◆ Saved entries
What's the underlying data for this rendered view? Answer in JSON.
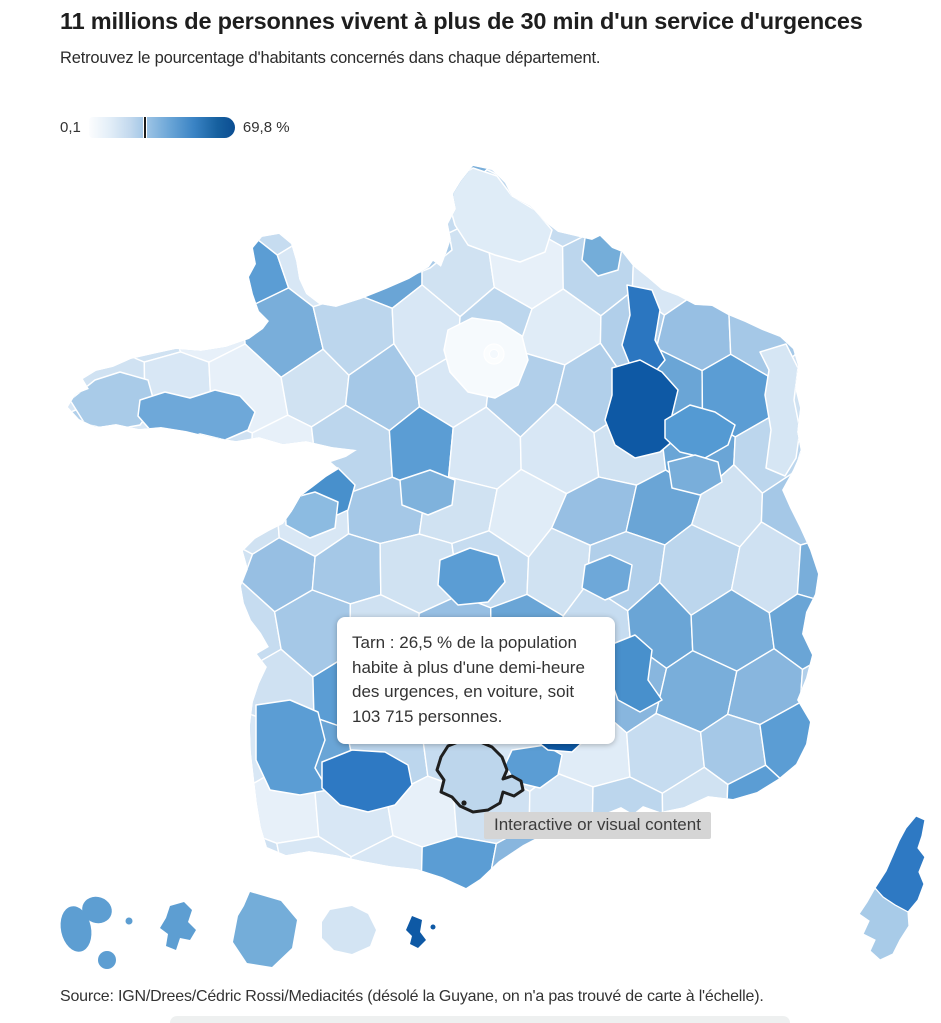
{
  "header": {
    "title": "11 millions de personnes vivent à plus de 30 min d'un service d'urgences",
    "subtitle": "Retrouvez le pourcentage d'habitants concernés dans chaque département."
  },
  "legend": {
    "min_label": "0,1",
    "max_label": "69,8 %",
    "tick_percent": 37
  },
  "map": {
    "tooltip": {
      "department": "Tarn",
      "percent": "26,5 %",
      "population": "103 715",
      "text": "Tarn : 26,5 % de la population habite à plus d'une demi-heure des urgences, en voiture, soit 103 715 personnes."
    },
    "overlay_label": "Interactive or visual content",
    "highlight_department": "Tarn",
    "colors": {
      "base": "#cfe1f2",
      "border": "#ffffff",
      "pale": "#f6fafd",
      "light": "#d6e6f4",
      "medium": "#5b9dd4",
      "medium_dark": "#2e79c3",
      "navy": "#0e59a5",
      "tarn_fill": "#bdd6ec",
      "hover_outline": "#1f1f1f"
    },
    "palette": [
      "#e7f0f9",
      "#e0ecf7",
      "#d8e7f5",
      "#d0e2f2",
      "#c6dcf0",
      "#bcd6ed",
      "#b1cfea",
      "#a5c8e7",
      "#d8e7f5",
      "#cfe1f2",
      "#97bfe3",
      "#88b6de",
      "#79aeda",
      "#6aa5d6",
      "#c6dcf0",
      "#bcd6ed",
      "#5b9dd4",
      "#d0e2f2"
    ]
  },
  "source": {
    "text": "Source: IGN/Drees/Cédric Rossi/Mediacités (désolé la Guyane, on n'a pas trouvé de carte à l'échelle)."
  }
}
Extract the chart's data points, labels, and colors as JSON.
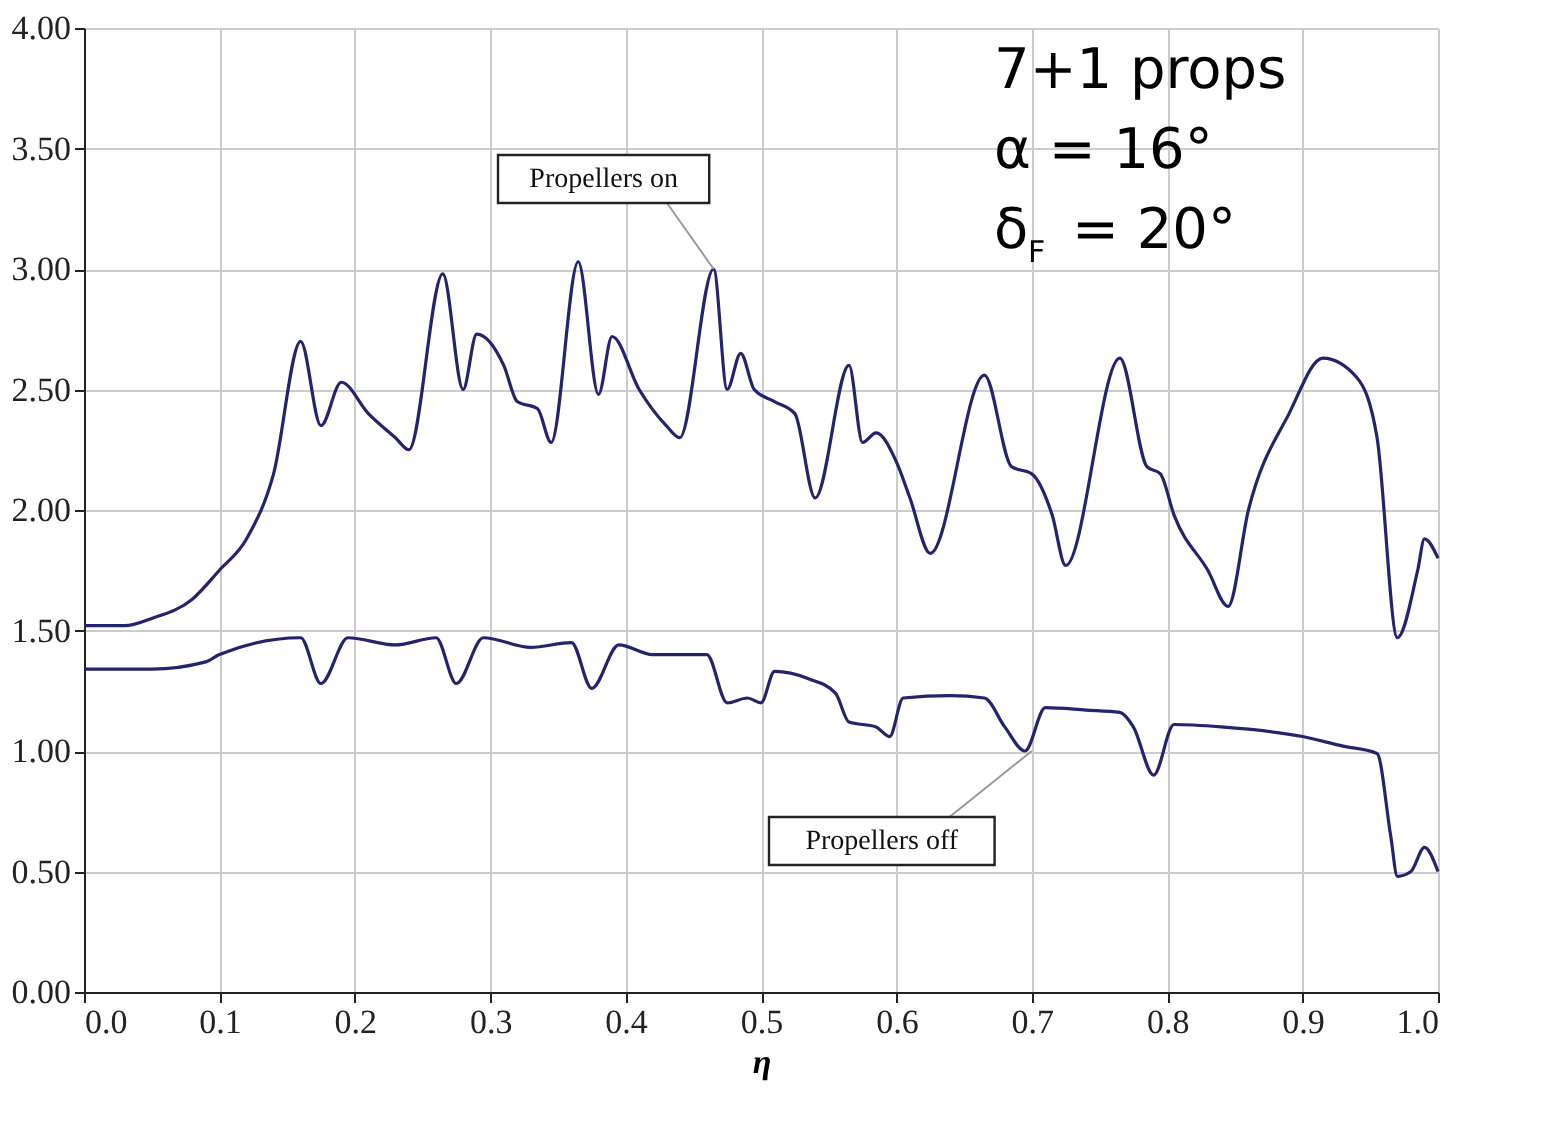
{
  "chart_data": {
    "type": "line",
    "xlabel": "η",
    "x": [
      0,
      0.03,
      0.05,
      0.08,
      0.1,
      0.12,
      0.14,
      0.16,
      0.175,
      0.19,
      0.21,
      0.23,
      0.24,
      0.265,
      0.28,
      0.29,
      0.31,
      0.32,
      0.335,
      0.345,
      0.365,
      0.38,
      0.39,
      0.41,
      0.43,
      0.44,
      0.465,
      0.475,
      0.485,
      0.495,
      0.51,
      0.525,
      0.54,
      0.565,
      0.575,
      0.585,
      0.6,
      0.61,
      0.625,
      0.665,
      0.685,
      0.7,
      0.715,
      0.725,
      0.765,
      0.785,
      0.795,
      0.805,
      0.83,
      0.845,
      0.86,
      0.89,
      0.915,
      0.94,
      0.955,
      0.97,
      0.985,
      0.99,
      1.0
    ],
    "series": [
      {
        "color": "#23236e",
        "values": [
          1.52,
          1.52,
          1.55,
          1.63,
          1.75,
          1.88,
          2.15,
          2.7,
          2.35,
          2.53,
          2.4,
          2.3,
          2.25,
          2.98,
          2.5,
          2.73,
          2.6,
          2.45,
          2.42,
          2.28,
          3.03,
          2.48,
          2.72,
          2.5,
          2.35,
          2.3,
          3.0,
          2.5,
          2.65,
          2.5,
          2.45,
          2.4,
          2.05,
          2.6,
          2.28,
          2.32,
          2.2,
          2.05,
          1.82,
          2.56,
          2.18,
          2.15,
          1.98,
          1.77,
          2.63,
          2.18,
          2.15,
          1.98,
          1.75,
          1.6,
          2.0,
          2.4,
          2.63,
          2.55,
          2.3,
          1.47,
          1.75,
          1.88,
          1.8
        ]
      },
      {
        "color": "#23236e",
        "x": [
          0,
          0.05,
          0.09,
          0.1,
          0.16,
          0.175,
          0.195,
          0.23,
          0.26,
          0.275,
          0.295,
          0.33,
          0.36,
          0.375,
          0.395,
          0.42,
          0.46,
          0.475,
          0.49,
          0.5,
          0.51,
          0.535,
          0.555,
          0.565,
          0.585,
          0.595,
          0.605,
          0.64,
          0.665,
          0.68,
          0.695,
          0.71,
          0.74,
          0.765,
          0.775,
          0.79,
          0.805,
          0.84,
          0.9,
          0.93,
          0.955,
          0.965,
          0.97,
          0.98,
          0.99,
          1.0
        ],
        "values": [
          1.34,
          1.34,
          1.37,
          1.4,
          1.47,
          1.28,
          1.47,
          1.44,
          1.47,
          1.28,
          1.47,
          1.43,
          1.45,
          1.26,
          1.44,
          1.4,
          1.4,
          1.2,
          1.22,
          1.2,
          1.33,
          1.3,
          1.24,
          1.12,
          1.1,
          1.06,
          1.22,
          1.23,
          1.22,
          1.1,
          1.0,
          1.18,
          1.17,
          1.16,
          1.1,
          0.9,
          1.11,
          1.1,
          1.06,
          1.02,
          0.99,
          0.65,
          0.48,
          0.5,
          0.6,
          0.5
        ]
      }
    ],
    "annotations": [
      {
        "text": "Propellers on",
        "x": 0.465,
        "y": 3.0
      },
      {
        "text": "Propellers off",
        "x": 0.7,
        "y": 1.0
      },
      "7+1 props",
      "α = 16°",
      "δ$_{F}$ = 20°"
    ],
    "xlim": [
      0,
      1.0
    ],
    "ylim": [
      0,
      4.0
    ],
    "xticks": [
      {
        "value": 0,
        "label": "0.0"
      },
      0.1,
      0.2,
      0.3,
      0.4,
      0.5,
      0.6,
      0.7,
      0.8,
      0.9,
      {
        "value": 1,
        "label": "1.0"
      }
    ],
    "yticks": [
      {
        "value": 0,
        "label": "0.00"
      },
      {
        "value": 0.5,
        "label": "0.50"
      },
      {
        "value": 1,
        "label": "1.00"
      },
      {
        "value": 1.5,
        "label": "1.50"
      },
      {
        "value": 2,
        "label": "2.00"
      },
      {
        "value": 2.5,
        "label": "2.50"
      },
      {
        "value": 3,
        "label": "3.00"
      },
      {
        "value": 3.5,
        "label": "3.50"
      },
      {
        "value": 4,
        "label": "4.00"
      }
    ],
    "grid": true,
    "line_style": "solid",
    "marker": "none"
  }
}
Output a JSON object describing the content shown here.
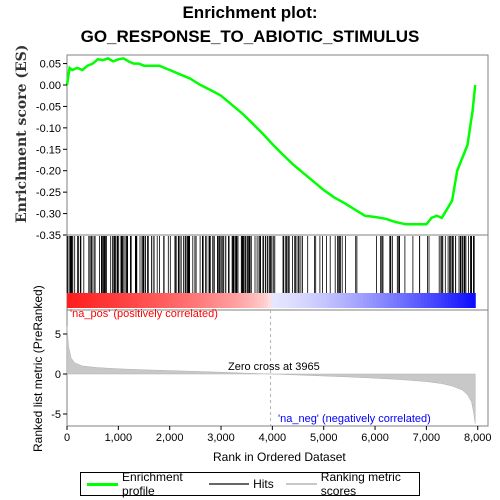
{
  "title_line1": "Enrichment plot:",
  "title_line2": "GO_RESPONSE_TO_ABIOTIC_STIMULUS",
  "colors": {
    "es_line": "#00ff00",
    "hits": "#000000",
    "ranking": "#c8c8c8",
    "pos": "#ff0000",
    "neg": "#0000ff"
  },
  "chart_data": [
    {
      "type": "line",
      "name": "Enrichment profile",
      "ylabel": "Enrichment score (ES)",
      "ylim": [
        -0.35,
        0.07
      ],
      "yticks": [
        "0.05",
        "0.00",
        "-0.05",
        "-0.10",
        "-0.15",
        "-0.20",
        "-0.25",
        "-0.30",
        "-0.35"
      ],
      "xlim": [
        0,
        8200
      ],
      "x": [
        0,
        50,
        100,
        200,
        300,
        400,
        500,
        600,
        700,
        800,
        900,
        1000,
        1100,
        1200,
        1300,
        1400,
        1500,
        1600,
        1700,
        1800,
        1900,
        2000,
        2200,
        2400,
        2600,
        2800,
        3000,
        3200,
        3400,
        3600,
        3800,
        4000,
        4200,
        4400,
        4600,
        4800,
        5000,
        5200,
        5400,
        5600,
        5800,
        6000,
        6200,
        6400,
        6600,
        6800,
        7000,
        7100,
        7200,
        7300,
        7400,
        7500,
        7600,
        7700,
        7800,
        7850,
        7900,
        7950
      ],
      "y": [
        0.0,
        0.04,
        0.035,
        0.04,
        0.035,
        0.045,
        0.05,
        0.06,
        0.058,
        0.062,
        0.055,
        0.06,
        0.062,
        0.055,
        0.05,
        0.05,
        0.045,
        0.045,
        0.045,
        0.045,
        0.04,
        0.035,
        0.025,
        0.015,
        0.0,
        -0.012,
        -0.025,
        -0.045,
        -0.065,
        -0.088,
        -0.112,
        -0.138,
        -0.162,
        -0.185,
        -0.205,
        -0.225,
        -0.245,
        -0.262,
        -0.275,
        -0.29,
        -0.305,
        -0.308,
        -0.312,
        -0.32,
        -0.325,
        -0.325,
        -0.325,
        -0.31,
        -0.305,
        -0.31,
        -0.29,
        -0.27,
        -0.2,
        -0.17,
        -0.14,
        -0.1,
        -0.06,
        0.0
      ]
    },
    {
      "type": "area",
      "name": "Ranking metric scores",
      "ylabel": "Ranked list metric (PreRanked)",
      "xlabel": "Rank in Ordered Dataset",
      "xticks": [
        "0",
        "1,000",
        "2,000",
        "3,000",
        "4,000",
        "5,000",
        "6,000",
        "7,000",
        "8,000"
      ],
      "yticks": [
        "5",
        "0",
        "-5"
      ],
      "ylim": [
        -6.5,
        8
      ],
      "zero_cross_label": "Zero cross at 3965",
      "zero_cross": 3965,
      "pos_label": "'na_pos' (positively correlated)",
      "neg_label": "'na_neg' (negatively correlated)",
      "x": [
        0,
        30,
        80,
        150,
        300,
        600,
        1000,
        1500,
        2000,
        2500,
        3000,
        3500,
        3965,
        4500,
        5000,
        5500,
        6000,
        6500,
        7000,
        7300,
        7500,
        7700,
        7800,
        7880,
        7920,
        7950
      ],
      "y": [
        6.0,
        3.5,
        2.0,
        1.4,
        1.0,
        0.8,
        0.65,
        0.52,
        0.42,
        0.32,
        0.22,
        0.1,
        0.0,
        -0.12,
        -0.25,
        -0.38,
        -0.52,
        -0.7,
        -0.95,
        -1.2,
        -1.5,
        -2.0,
        -2.6,
        -3.5,
        -4.8,
        -6.2
      ]
    }
  ],
  "legend": {
    "items": [
      {
        "label": "Enrichment profile",
        "color": "#00ff00"
      },
      {
        "label": "Hits",
        "color": "#666666"
      },
      {
        "label": "Ranking metric scores",
        "color": "#c8c8c8"
      }
    ]
  }
}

◆ YOUR OBJECTIVE
Which lines hold the word "correlated"? Show each one.

◆ IN RESPONSE
      "pos_label": "'na_pos' (positively correlated)",
      "neg_label": "'na_neg' (negatively correlated)",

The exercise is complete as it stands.